--- BEGIN ---
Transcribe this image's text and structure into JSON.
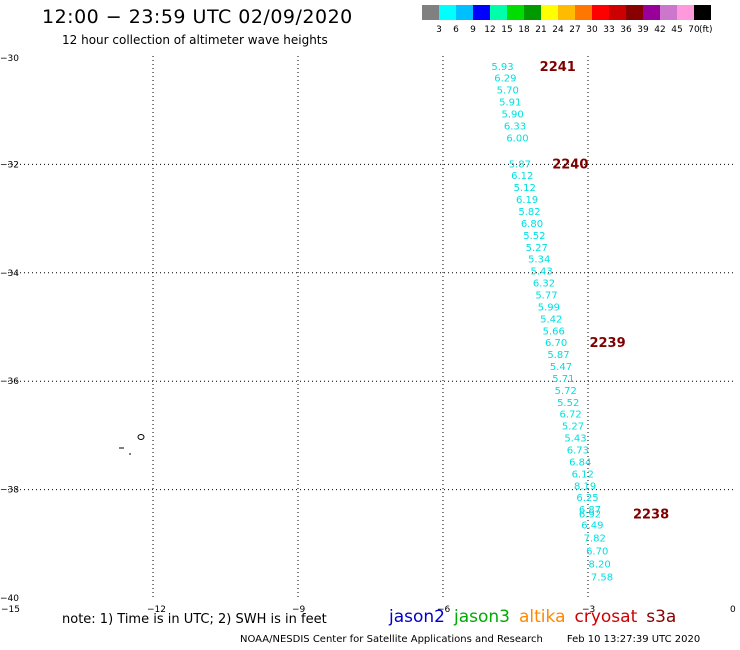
{
  "header": {
    "title": "12:00 − 23:59 UTC 02/09/2020",
    "subtitle": "12 hour collection of altimeter wave heights"
  },
  "colorbar": {
    "colors": [
      "#808080",
      "#00ffff",
      "#00bfff",
      "#0000ff",
      "#00ffaa",
      "#00dd00",
      "#009900",
      "#ffff00",
      "#ffbb00",
      "#ff7700",
      "#ff0000",
      "#cc0000",
      "#880000",
      "#990099",
      "#cc77cc",
      "#ff99dd",
      "#000000"
    ],
    "labels": [
      "3",
      "6",
      "9",
      "12",
      "15",
      "18",
      "21",
      "24",
      "27",
      "30",
      "33",
      "36",
      "39",
      "42",
      "45",
      "70"
    ],
    "unit": "(ft)"
  },
  "chart_data": {
    "type": "scatter",
    "x_ticks": [
      "−15",
      "−12",
      "−9",
      "−6",
      "−3",
      "0"
    ],
    "y_ticks": [
      "−30",
      "−32",
      "−34",
      "−36",
      "−38",
      "−40"
    ],
    "xlim": [
      -15,
      0
    ],
    "ylim": [
      -40,
      -30
    ],
    "grid": true,
    "wave_heights": [
      {
        "lon": -5.0,
        "lat": -30.18,
        "label": "5.93"
      },
      {
        "lon": -4.94,
        "lat": -30.4,
        "label": "6.29"
      },
      {
        "lon": -4.89,
        "lat": -30.62,
        "label": "5.70"
      },
      {
        "lon": -4.84,
        "lat": -30.84,
        "label": "5.91"
      },
      {
        "lon": -4.79,
        "lat": -31.06,
        "label": "5.90"
      },
      {
        "lon": -4.74,
        "lat": -31.28,
        "label": "6.33"
      },
      {
        "lon": -4.69,
        "lat": -31.5,
        "label": "6.00"
      },
      {
        "lon": -4.64,
        "lat": -31.98,
        "label": "5.87"
      },
      {
        "lon": -4.59,
        "lat": -32.2,
        "label": "6.12"
      },
      {
        "lon": -4.54,
        "lat": -32.42,
        "label": "5.12"
      },
      {
        "lon": -4.49,
        "lat": -32.64,
        "label": "6.19"
      },
      {
        "lon": -4.44,
        "lat": -32.86,
        "label": "5.82"
      },
      {
        "lon": -4.39,
        "lat": -33.08,
        "label": "6.80"
      },
      {
        "lon": -4.34,
        "lat": -33.3,
        "label": "5.52"
      },
      {
        "lon": -4.29,
        "lat": -33.52,
        "label": "5.27"
      },
      {
        "lon": -4.24,
        "lat": -33.74,
        "label": "5.34"
      },
      {
        "lon": -4.19,
        "lat": -33.96,
        "label": "5.43"
      },
      {
        "lon": -4.14,
        "lat": -34.18,
        "label": "6.32"
      },
      {
        "lon": -4.09,
        "lat": -34.4,
        "label": "5.77"
      },
      {
        "lon": -4.04,
        "lat": -34.62,
        "label": "5.99"
      },
      {
        "lon": -3.99,
        "lat": -34.84,
        "label": "5.42"
      },
      {
        "lon": -3.94,
        "lat": -35.06,
        "label": "5.66"
      },
      {
        "lon": -3.89,
        "lat": -35.28,
        "label": "6.70"
      },
      {
        "lon": -3.84,
        "lat": -35.5,
        "label": "5.87"
      },
      {
        "lon": -3.79,
        "lat": -35.72,
        "label": "5.47"
      },
      {
        "lon": -3.74,
        "lat": -35.94,
        "label": "5.71"
      },
      {
        "lon": -3.69,
        "lat": -36.16,
        "label": "5.72"
      },
      {
        "lon": -3.64,
        "lat": -36.38,
        "label": "5.52"
      },
      {
        "lon": -3.59,
        "lat": -36.6,
        "label": "6.72"
      },
      {
        "lon": -3.54,
        "lat": -36.82,
        "label": "5.27"
      },
      {
        "lon": -3.49,
        "lat": -37.04,
        "label": "5.43"
      },
      {
        "lon": -3.44,
        "lat": -37.26,
        "label": "6.73"
      },
      {
        "lon": -3.39,
        "lat": -37.48,
        "label": "6.84"
      },
      {
        "lon": -3.34,
        "lat": -37.7,
        "label": "6.12"
      },
      {
        "lon": -3.29,
        "lat": -37.92,
        "label": "8.19"
      },
      {
        "lon": -3.24,
        "lat": -38.14,
        "label": "6.25"
      },
      {
        "lon": -3.19,
        "lat": -38.36,
        "label": "6.87"
      },
      {
        "lon": -3.19,
        "lat": -38.44,
        "label": "6.92"
      },
      {
        "lon": -3.14,
        "lat": -38.64,
        "label": "6.49"
      },
      {
        "lon": -3.09,
        "lat": -38.88,
        "label": "7.82"
      },
      {
        "lon": -3.04,
        "lat": -39.12,
        "label": "6.70"
      },
      {
        "lon": -2.99,
        "lat": -39.36,
        "label": "8.20"
      },
      {
        "lon": -2.94,
        "lat": -39.6,
        "label": "7.58"
      }
    ],
    "pass_times": [
      {
        "lon": -4.0,
        "lat": -30.18,
        "label": "2241"
      },
      {
        "lon": -3.74,
        "lat": -31.98,
        "label": "2240"
      },
      {
        "lon": -2.97,
        "lat": -35.28,
        "label": "2239"
      },
      {
        "lon": -2.07,
        "lat": -38.44,
        "label": "2238"
      }
    ],
    "label_color": "#00e0e0",
    "time_color": "#800000"
  },
  "note": "note:  1) Time is in UTC;  2) SWH is in feet",
  "satellites": [
    {
      "name": "jason2",
      "color": "#0000cc"
    },
    {
      "name": "jason3",
      "color": "#00aa00"
    },
    {
      "name": "altika",
      "color": "#ff8800"
    },
    {
      "name": "cryosat",
      "color": "#cc0000"
    },
    {
      "name": "s3a",
      "color": "#880000"
    }
  ],
  "footer": {
    "credit": "NOAA/NESDIS Center for Satellite Applications and Research",
    "timestamp": "Feb 10 13:27:39 UTC 2020"
  }
}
--- END ---
### GOAL
Repeat the listing verbatim. Skip the pictures.

### REPLY TO THE EXERCISE
Transcribe this image's text and structure into JSON.
{
  "header": {
    "title": "12:00 − 23:59 UTC 02/09/2020",
    "subtitle": "12 hour collection of altimeter wave heights"
  },
  "colorbar": {
    "colors": [
      "#808080",
      "#00ffff",
      "#00bfff",
      "#0000ff",
      "#00ffaa",
      "#00dd00",
      "#009900",
      "#ffff00",
      "#ffbb00",
      "#ff7700",
      "#ff0000",
      "#cc0000",
      "#880000",
      "#990099",
      "#cc77cc",
      "#ff99dd",
      "#000000"
    ],
    "labels": [
      "3",
      "6",
      "9",
      "12",
      "15",
      "18",
      "21",
      "24",
      "27",
      "30",
      "33",
      "36",
      "39",
      "42",
      "45",
      "70"
    ],
    "unit": "(ft)"
  },
  "chart_data": {
    "type": "scatter",
    "x_ticks": [
      "−15",
      "−12",
      "−9",
      "−6",
      "−3",
      "0"
    ],
    "y_ticks": [
      "−30",
      "−32",
      "−34",
      "−36",
      "−38",
      "−40"
    ],
    "xlim": [
      -15,
      0
    ],
    "ylim": [
      -40,
      -30
    ],
    "grid": true,
    "wave_heights": [
      {
        "lon": -5.0,
        "lat": -30.18,
        "label": "5.93"
      },
      {
        "lon": -4.94,
        "lat": -30.4,
        "label": "6.29"
      },
      {
        "lon": -4.89,
        "lat": -30.62,
        "label": "5.70"
      },
      {
        "lon": -4.84,
        "lat": -30.84,
        "label": "5.91"
      },
      {
        "lon": -4.79,
        "lat": -31.06,
        "label": "5.90"
      },
      {
        "lon": -4.74,
        "lat": -31.28,
        "label": "6.33"
      },
      {
        "lon": -4.69,
        "lat": -31.5,
        "label": "6.00"
      },
      {
        "lon": -4.64,
        "lat": -31.98,
        "label": "5.87"
      },
      {
        "lon": -4.59,
        "lat": -32.2,
        "label": "6.12"
      },
      {
        "lon": -4.54,
        "lat": -32.42,
        "label": "5.12"
      },
      {
        "lon": -4.49,
        "lat": -32.64,
        "label": "6.19"
      },
      {
        "lon": -4.44,
        "lat": -32.86,
        "label": "5.82"
      },
      {
        "lon": -4.39,
        "lat": -33.08,
        "label": "6.80"
      },
      {
        "lon": -4.34,
        "lat": -33.3,
        "label": "5.52"
      },
      {
        "lon": -4.29,
        "lat": -33.52,
        "label": "5.27"
      },
      {
        "lon": -4.24,
        "lat": -33.74,
        "label": "5.34"
      },
      {
        "lon": -4.19,
        "lat": -33.96,
        "label": "5.43"
      },
      {
        "lon": -4.14,
        "lat": -34.18,
        "label": "6.32"
      },
      {
        "lon": -4.09,
        "lat": -34.4,
        "label": "5.77"
      },
      {
        "lon": -4.04,
        "lat": -34.62,
        "label": "5.99"
      },
      {
        "lon": -3.99,
        "lat": -34.84,
        "label": "5.42"
      },
      {
        "lon": -3.94,
        "lat": -35.06,
        "label": "5.66"
      },
      {
        "lon": -3.89,
        "lat": -35.28,
        "label": "6.70"
      },
      {
        "lon": -3.84,
        "lat": -35.5,
        "label": "5.87"
      },
      {
        "lon": -3.79,
        "lat": -35.72,
        "label": "5.47"
      },
      {
        "lon": -3.74,
        "lat": -35.94,
        "label": "5.71"
      },
      {
        "lon": -3.69,
        "lat": -36.16,
        "label": "5.72"
      },
      {
        "lon": -3.64,
        "lat": -36.38,
        "label": "5.52"
      },
      {
        "lon": -3.59,
        "lat": -36.6,
        "label": "6.72"
      },
      {
        "lon": -3.54,
        "lat": -36.82,
        "label": "5.27"
      },
      {
        "lon": -3.49,
        "lat": -37.04,
        "label": "5.43"
      },
      {
        "lon": -3.44,
        "lat": -37.26,
        "label": "6.73"
      },
      {
        "lon": -3.39,
        "lat": -37.48,
        "label": "6.84"
      },
      {
        "lon": -3.34,
        "lat": -37.7,
        "label": "6.12"
      },
      {
        "lon": -3.29,
        "lat": -37.92,
        "label": "8.19"
      },
      {
        "lon": -3.24,
        "lat": -38.14,
        "label": "6.25"
      },
      {
        "lon": -3.19,
        "lat": -38.36,
        "label": "6.87"
      },
      {
        "lon": -3.19,
        "lat": -38.44,
        "label": "6.92"
      },
      {
        "lon": -3.14,
        "lat": -38.64,
        "label": "6.49"
      },
      {
        "lon": -3.09,
        "lat": -38.88,
        "label": "7.82"
      },
      {
        "lon": -3.04,
        "lat": -39.12,
        "label": "6.70"
      },
      {
        "lon": -2.99,
        "lat": -39.36,
        "label": "8.20"
      },
      {
        "lon": -2.94,
        "lat": -39.6,
        "label": "7.58"
      }
    ],
    "pass_times": [
      {
        "lon": -4.0,
        "lat": -30.18,
        "label": "2241"
      },
      {
        "lon": -3.74,
        "lat": -31.98,
        "label": "2240"
      },
      {
        "lon": -2.97,
        "lat": -35.28,
        "label": "2239"
      },
      {
        "lon": -2.07,
        "lat": -38.44,
        "label": "2238"
      }
    ],
    "label_color": "#00e0e0",
    "time_color": "#800000"
  },
  "note": "note:  1) Time is in UTC;  2) SWH is in feet",
  "satellites": [
    {
      "name": "jason2",
      "color": "#0000cc"
    },
    {
      "name": "jason3",
      "color": "#00aa00"
    },
    {
      "name": "altika",
      "color": "#ff8800"
    },
    {
      "name": "cryosat",
      "color": "#cc0000"
    },
    {
      "name": "s3a",
      "color": "#880000"
    }
  ],
  "footer": {
    "credit": "NOAA/NESDIS Center for Satellite Applications and Research",
    "timestamp": "Feb 10 13:27:39 UTC 2020"
  }
}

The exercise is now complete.